= EXERCISE TASK =
Return the material below in full and exactly.
::::
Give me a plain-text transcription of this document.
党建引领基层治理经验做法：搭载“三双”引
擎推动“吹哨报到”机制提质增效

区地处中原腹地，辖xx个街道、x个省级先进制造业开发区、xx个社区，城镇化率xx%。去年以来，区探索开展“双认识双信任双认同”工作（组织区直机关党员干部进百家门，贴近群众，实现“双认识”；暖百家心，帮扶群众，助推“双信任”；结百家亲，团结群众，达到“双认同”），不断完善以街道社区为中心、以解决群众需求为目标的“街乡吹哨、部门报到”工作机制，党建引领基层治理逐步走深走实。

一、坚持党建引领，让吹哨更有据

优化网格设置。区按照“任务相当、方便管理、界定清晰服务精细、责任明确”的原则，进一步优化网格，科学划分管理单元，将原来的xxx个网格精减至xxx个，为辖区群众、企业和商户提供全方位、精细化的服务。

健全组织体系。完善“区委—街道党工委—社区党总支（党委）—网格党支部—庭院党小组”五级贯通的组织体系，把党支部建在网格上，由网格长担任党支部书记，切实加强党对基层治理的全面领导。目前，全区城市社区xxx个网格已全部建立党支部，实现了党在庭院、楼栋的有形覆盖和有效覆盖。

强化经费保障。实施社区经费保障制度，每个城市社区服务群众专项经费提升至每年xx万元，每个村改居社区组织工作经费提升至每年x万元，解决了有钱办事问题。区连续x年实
::::
= ANSWER TO THIS PROBLEM =
Give me a plain-text transcription of this document.
党建引领基层治理经验做法：搭载“三双”引
擎推动“吹哨报到”机制提质增效

区地处中原腹地，辖xx个街道、x个省级先进制造业开发区、xx个社区，城镇化率xx%。去年以来，区探索开展“双认识双信任双认同”工作（组织区直机关党员干部进百家门，贴近群众，实现“双认识”；暖百家心，帮扶群众，助推“双信任”；结百家亲，团结群众，达到“双认同”），不断完善以街道社区为中心、以解决群众需求为目标的“街乡吹哨、部门报到”工作机制，党建引领基层治理逐步走深走实。

一、坚持党建引领，让吹哨更有据

优化网格设置。区按照“任务相当、方便管理、界定清晰服务精细、责任明确”的原则，进一步优化网格，科学划分管理单元，将原来的xxx个网格精减至xxx个，为辖区群众、企业和商户提供全方位、精细化的服务。

健全组织体系。完善“区委—街道党工委—社区党总支（党委）—网格党支部—庭院党小组”五级贯通的组织体系，把党支部建在网格上，由网格长担任党支部书记，切实加强党对基层治理的全面领导。目前，全区城市社区xxx个网格已全部建立党支部，实现了党在庭院、楼栋的有形覆盖和有效覆盖。

强化经费保障。实施社区经费保障制度，每个城市社区服务群众专项经费提升至每年xx万元，每个村改居社区组织工作经费提升至每年x万元，解决了有钱办事问题。区连续x年实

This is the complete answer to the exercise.